> **EXERCISE DIRECTIONS**: Each entry below must be repeated word for word.

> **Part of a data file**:
———

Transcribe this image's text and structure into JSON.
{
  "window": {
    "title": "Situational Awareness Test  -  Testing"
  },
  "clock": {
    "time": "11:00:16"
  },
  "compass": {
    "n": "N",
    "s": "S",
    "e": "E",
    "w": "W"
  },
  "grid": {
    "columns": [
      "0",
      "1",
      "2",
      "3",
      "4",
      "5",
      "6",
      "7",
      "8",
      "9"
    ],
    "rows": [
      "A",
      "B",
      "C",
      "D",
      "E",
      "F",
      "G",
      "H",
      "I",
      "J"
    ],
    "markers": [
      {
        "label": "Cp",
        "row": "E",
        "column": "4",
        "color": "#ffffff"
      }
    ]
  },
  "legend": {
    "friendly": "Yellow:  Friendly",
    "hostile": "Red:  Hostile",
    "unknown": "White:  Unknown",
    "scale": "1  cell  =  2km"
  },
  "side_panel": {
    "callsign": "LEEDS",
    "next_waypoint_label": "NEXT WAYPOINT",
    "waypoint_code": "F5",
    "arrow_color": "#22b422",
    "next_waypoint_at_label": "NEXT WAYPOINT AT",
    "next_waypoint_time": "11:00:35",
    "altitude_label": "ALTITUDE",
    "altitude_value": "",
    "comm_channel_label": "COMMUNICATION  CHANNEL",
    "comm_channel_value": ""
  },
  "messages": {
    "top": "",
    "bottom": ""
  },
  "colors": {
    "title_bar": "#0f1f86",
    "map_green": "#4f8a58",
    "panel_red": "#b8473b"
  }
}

———

> **OUTPUT FOR THIS EXERCISE**:
Transcribe this image's text and structure into JSON.
{
  "window": {
    "title": "Situational Awareness Test  -  Testing"
  },
  "clock": {
    "time": "11:00:16"
  },
  "compass": {
    "n": "N",
    "s": "S",
    "e": "E",
    "w": "W"
  },
  "grid": {
    "columns": [
      "0",
      "1",
      "2",
      "3",
      "4",
      "5",
      "6",
      "7",
      "8",
      "9"
    ],
    "rows": [
      "A",
      "B",
      "C",
      "D",
      "E",
      "F",
      "G",
      "H",
      "I",
      "J"
    ],
    "markers": [
      {
        "label": "Cp",
        "row": "E",
        "column": "4",
        "color": "#ffffff"
      }
    ]
  },
  "legend": {
    "friendly": "Yellow:  Friendly",
    "hostile": "Red:  Hostile",
    "unknown": "White:  Unknown",
    "scale": "1  cell  =  2km"
  },
  "side_panel": {
    "callsign": "LEEDS",
    "next_waypoint_label": "NEXT WAYPOINT",
    "waypoint_code": "F5",
    "arrow_color": "#22b422",
    "next_waypoint_at_label": "NEXT WAYPOINT AT",
    "next_waypoint_time": "11:00:35",
    "altitude_label": "ALTITUDE",
    "altitude_value": "",
    "comm_channel_label": "COMMUNICATION  CHANNEL",
    "comm_channel_value": ""
  },
  "messages": {
    "top": "",
    "bottom": ""
  },
  "colors": {
    "title_bar": "#0f1f86",
    "map_green": "#4f8a58",
    "panel_red": "#b8473b"
  }
}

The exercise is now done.